↓↓↓

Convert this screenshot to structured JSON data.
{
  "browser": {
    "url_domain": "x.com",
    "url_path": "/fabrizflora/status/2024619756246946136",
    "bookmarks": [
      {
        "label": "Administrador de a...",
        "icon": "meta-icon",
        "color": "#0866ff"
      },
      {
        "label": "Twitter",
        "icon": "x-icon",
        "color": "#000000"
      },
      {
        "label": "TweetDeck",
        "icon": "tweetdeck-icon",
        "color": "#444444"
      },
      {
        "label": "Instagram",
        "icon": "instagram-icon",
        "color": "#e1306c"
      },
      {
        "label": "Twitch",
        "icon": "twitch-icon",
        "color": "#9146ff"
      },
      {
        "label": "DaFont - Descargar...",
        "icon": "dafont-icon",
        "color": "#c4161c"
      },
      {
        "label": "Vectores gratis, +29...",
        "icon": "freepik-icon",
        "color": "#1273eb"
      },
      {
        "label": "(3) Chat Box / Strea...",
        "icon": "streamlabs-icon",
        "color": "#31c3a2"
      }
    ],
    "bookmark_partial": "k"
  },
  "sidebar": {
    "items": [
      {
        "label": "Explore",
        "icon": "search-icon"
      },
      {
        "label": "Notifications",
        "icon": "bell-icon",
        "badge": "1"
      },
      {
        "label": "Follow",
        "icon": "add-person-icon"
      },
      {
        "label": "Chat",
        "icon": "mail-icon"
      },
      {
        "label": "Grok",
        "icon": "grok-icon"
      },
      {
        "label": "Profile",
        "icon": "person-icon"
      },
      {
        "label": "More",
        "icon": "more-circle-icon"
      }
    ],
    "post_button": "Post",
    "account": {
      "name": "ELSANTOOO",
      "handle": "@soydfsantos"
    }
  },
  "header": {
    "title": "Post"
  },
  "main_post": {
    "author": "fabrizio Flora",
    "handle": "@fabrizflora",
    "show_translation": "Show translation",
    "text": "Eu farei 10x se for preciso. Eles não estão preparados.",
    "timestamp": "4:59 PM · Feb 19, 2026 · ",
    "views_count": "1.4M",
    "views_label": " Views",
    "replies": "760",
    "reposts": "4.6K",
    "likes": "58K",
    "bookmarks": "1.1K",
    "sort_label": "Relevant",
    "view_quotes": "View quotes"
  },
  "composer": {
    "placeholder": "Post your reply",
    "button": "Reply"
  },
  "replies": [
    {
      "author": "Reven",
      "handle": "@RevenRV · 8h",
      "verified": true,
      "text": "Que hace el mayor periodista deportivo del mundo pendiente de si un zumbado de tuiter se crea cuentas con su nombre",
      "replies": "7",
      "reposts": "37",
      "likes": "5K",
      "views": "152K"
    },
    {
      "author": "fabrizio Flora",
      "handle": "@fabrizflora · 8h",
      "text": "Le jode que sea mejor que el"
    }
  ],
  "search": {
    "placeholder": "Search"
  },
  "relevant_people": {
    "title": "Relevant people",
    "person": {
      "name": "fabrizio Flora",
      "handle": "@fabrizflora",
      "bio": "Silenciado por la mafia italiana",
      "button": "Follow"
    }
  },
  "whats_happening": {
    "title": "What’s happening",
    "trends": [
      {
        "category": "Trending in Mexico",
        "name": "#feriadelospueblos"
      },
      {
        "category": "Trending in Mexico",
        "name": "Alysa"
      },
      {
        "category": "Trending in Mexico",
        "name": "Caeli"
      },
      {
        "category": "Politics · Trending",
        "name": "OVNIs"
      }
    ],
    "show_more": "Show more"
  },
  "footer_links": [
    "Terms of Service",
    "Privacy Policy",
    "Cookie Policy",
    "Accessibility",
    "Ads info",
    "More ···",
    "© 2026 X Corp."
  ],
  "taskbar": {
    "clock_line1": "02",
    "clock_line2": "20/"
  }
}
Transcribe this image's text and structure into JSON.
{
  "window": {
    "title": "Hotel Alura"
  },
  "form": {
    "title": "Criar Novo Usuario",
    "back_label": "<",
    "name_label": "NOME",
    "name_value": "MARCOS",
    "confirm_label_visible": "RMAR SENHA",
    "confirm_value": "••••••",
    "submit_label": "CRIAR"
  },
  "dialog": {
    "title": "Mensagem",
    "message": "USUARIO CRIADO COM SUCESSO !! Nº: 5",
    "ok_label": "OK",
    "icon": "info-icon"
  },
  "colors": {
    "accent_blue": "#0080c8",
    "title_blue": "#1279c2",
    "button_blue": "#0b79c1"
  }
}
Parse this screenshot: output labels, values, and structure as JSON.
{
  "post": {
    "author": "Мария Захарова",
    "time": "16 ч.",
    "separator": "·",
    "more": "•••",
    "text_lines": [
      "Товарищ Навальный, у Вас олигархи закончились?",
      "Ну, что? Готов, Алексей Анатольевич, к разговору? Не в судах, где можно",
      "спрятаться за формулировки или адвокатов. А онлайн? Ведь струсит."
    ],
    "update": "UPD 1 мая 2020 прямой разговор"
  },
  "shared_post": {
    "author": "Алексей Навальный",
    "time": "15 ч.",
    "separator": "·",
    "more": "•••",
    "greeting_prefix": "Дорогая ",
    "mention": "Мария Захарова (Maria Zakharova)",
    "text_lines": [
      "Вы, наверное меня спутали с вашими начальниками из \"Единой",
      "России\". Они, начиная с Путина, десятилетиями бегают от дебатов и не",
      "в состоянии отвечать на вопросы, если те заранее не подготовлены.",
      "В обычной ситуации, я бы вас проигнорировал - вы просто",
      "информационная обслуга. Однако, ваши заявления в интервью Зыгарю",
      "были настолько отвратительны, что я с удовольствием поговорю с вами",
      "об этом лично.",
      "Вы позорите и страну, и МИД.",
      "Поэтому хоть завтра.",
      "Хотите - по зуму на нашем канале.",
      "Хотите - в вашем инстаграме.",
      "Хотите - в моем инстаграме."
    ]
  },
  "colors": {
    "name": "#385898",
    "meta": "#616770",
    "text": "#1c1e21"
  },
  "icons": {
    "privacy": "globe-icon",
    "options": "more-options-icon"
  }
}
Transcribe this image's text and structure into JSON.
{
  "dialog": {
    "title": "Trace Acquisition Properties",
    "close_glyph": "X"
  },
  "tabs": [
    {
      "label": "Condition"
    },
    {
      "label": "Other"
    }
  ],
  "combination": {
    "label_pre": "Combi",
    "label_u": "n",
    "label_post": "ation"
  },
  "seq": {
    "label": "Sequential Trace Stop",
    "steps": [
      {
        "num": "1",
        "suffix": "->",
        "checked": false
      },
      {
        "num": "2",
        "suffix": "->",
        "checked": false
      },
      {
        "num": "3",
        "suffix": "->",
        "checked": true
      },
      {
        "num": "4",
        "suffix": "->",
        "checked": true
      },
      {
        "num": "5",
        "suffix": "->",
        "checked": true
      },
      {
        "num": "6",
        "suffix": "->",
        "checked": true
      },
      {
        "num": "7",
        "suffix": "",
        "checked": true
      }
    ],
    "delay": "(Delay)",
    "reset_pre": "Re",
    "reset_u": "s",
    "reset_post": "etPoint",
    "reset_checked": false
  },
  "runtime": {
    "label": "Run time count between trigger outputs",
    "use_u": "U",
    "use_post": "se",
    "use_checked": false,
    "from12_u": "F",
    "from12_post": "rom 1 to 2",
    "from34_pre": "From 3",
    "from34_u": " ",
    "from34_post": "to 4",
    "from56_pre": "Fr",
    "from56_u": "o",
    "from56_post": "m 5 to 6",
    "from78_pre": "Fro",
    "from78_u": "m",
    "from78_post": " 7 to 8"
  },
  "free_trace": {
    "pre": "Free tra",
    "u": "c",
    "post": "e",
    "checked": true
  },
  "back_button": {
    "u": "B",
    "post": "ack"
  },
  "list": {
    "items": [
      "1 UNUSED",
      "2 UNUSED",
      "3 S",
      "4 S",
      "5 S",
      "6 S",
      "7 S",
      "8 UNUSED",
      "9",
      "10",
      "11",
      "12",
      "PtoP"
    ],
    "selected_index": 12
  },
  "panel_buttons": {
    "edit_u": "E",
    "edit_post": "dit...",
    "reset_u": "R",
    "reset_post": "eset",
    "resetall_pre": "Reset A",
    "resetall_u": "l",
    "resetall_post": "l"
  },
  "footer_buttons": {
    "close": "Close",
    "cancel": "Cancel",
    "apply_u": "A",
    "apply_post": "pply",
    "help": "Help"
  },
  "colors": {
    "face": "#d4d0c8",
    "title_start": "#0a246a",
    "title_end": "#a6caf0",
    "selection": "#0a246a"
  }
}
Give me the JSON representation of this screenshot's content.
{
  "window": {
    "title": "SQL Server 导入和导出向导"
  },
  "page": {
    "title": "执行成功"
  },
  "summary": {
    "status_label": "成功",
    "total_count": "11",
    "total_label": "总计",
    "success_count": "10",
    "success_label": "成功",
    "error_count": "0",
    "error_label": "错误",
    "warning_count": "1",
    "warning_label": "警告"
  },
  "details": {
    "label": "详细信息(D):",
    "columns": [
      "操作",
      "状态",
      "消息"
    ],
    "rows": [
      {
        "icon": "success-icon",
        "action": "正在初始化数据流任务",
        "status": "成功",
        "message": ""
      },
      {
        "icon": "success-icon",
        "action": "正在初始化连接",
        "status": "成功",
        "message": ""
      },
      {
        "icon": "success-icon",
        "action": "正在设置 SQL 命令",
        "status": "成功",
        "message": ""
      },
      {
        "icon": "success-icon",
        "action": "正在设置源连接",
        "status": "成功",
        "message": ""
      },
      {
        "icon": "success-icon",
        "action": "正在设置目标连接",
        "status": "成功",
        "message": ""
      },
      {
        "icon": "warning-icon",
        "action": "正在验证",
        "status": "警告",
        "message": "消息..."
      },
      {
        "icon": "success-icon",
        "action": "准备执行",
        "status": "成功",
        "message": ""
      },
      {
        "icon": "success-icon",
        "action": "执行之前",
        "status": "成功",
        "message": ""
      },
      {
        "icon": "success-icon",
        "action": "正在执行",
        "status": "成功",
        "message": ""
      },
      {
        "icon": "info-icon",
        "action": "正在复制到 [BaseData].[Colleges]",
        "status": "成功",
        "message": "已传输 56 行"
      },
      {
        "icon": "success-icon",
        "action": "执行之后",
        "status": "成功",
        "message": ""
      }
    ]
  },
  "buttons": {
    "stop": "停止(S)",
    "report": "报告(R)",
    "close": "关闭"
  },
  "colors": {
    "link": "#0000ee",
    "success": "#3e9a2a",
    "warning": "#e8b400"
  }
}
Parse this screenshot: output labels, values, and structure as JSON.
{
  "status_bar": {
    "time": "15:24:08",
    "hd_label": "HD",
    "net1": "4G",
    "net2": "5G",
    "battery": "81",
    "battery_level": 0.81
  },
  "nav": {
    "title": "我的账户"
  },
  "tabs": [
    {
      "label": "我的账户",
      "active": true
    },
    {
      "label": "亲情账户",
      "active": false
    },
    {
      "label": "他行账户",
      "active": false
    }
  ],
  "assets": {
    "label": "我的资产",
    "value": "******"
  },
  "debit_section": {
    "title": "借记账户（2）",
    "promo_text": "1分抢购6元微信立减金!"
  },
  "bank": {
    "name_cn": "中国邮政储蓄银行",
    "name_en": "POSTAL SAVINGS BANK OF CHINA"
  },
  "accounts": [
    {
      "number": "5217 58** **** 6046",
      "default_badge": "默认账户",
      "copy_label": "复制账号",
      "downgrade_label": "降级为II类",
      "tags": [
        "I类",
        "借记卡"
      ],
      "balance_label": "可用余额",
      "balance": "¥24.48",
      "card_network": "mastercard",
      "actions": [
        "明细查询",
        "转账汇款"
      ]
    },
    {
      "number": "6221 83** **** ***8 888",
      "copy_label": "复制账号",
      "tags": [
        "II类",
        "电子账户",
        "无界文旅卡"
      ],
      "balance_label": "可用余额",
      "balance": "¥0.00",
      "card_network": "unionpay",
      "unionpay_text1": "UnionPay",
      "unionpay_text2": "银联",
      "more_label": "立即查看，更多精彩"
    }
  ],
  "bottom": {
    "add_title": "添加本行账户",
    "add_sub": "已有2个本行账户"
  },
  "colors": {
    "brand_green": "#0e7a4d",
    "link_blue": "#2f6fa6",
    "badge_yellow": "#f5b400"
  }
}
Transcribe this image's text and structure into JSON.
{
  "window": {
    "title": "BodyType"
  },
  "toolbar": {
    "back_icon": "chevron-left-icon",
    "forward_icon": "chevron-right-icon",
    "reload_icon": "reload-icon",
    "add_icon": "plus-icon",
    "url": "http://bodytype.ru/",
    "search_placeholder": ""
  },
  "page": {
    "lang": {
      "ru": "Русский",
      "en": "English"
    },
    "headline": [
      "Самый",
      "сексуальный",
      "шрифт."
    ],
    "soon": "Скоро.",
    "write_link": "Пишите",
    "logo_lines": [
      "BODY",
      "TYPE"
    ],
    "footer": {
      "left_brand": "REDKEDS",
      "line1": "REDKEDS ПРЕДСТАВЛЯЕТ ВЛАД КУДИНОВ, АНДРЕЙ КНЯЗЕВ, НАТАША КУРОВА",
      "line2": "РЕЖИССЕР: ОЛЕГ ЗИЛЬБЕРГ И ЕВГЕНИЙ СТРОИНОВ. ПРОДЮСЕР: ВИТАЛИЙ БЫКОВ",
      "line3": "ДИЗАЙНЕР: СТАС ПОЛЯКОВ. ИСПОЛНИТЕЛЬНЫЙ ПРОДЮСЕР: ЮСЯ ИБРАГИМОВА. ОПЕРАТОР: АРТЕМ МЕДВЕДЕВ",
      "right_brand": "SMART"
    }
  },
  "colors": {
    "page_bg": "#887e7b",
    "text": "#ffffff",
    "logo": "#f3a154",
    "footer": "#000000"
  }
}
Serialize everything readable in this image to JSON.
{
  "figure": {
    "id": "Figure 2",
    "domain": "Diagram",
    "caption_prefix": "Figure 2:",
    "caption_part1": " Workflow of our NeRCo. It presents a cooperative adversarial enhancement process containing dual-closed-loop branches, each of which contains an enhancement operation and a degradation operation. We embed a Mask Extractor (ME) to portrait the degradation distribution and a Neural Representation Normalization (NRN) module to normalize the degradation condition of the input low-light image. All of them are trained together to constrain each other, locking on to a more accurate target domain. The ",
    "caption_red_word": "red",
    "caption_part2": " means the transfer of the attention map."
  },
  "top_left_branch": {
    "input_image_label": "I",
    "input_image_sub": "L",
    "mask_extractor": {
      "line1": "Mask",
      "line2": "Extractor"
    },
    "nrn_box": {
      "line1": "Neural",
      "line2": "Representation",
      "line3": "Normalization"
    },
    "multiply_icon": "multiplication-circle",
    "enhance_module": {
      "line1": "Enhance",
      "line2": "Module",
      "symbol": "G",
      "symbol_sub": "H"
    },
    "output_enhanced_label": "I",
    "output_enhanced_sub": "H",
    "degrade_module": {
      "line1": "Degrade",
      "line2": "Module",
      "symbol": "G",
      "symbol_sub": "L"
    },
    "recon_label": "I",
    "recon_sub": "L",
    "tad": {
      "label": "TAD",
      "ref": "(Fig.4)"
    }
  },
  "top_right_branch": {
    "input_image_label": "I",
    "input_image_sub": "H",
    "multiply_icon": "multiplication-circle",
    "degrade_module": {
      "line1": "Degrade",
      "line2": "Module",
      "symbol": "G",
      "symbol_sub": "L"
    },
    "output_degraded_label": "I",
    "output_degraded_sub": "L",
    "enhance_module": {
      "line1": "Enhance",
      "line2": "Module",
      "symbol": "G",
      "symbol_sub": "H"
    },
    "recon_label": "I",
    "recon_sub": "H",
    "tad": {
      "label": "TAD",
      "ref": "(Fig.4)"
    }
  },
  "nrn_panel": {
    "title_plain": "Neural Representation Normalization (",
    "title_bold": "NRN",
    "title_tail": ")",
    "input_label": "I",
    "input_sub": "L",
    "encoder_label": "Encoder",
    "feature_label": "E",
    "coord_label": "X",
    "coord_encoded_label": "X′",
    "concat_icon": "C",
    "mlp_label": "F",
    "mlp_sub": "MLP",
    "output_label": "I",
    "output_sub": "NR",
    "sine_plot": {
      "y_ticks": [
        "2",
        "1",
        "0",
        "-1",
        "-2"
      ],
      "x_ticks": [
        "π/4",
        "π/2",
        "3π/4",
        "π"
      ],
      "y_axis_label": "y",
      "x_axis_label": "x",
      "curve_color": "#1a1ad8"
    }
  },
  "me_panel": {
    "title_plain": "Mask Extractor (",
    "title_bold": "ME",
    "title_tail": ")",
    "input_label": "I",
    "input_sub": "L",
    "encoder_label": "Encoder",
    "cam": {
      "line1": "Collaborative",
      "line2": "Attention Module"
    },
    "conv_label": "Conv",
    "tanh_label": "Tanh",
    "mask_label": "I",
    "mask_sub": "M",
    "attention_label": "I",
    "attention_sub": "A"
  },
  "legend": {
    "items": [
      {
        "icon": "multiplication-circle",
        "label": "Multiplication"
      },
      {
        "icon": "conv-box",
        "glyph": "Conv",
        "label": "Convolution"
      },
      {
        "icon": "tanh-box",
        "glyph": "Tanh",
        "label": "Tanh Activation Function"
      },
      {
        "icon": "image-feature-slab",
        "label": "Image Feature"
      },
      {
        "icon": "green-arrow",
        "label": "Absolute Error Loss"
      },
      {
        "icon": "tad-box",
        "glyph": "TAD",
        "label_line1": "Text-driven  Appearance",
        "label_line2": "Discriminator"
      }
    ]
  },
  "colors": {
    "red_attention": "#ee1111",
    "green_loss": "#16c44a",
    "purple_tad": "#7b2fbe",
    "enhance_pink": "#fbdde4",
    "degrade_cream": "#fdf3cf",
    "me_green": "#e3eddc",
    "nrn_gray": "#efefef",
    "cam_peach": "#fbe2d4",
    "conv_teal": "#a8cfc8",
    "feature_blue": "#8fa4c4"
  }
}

↑↑↑

> [WRITTEN TASK]:
List every line from the entries above in which "chevron" appears.

> [TASK RESULT]:
    "back_icon": "chevron-left-icon",
    "forward_icon": "chevron-right-icon",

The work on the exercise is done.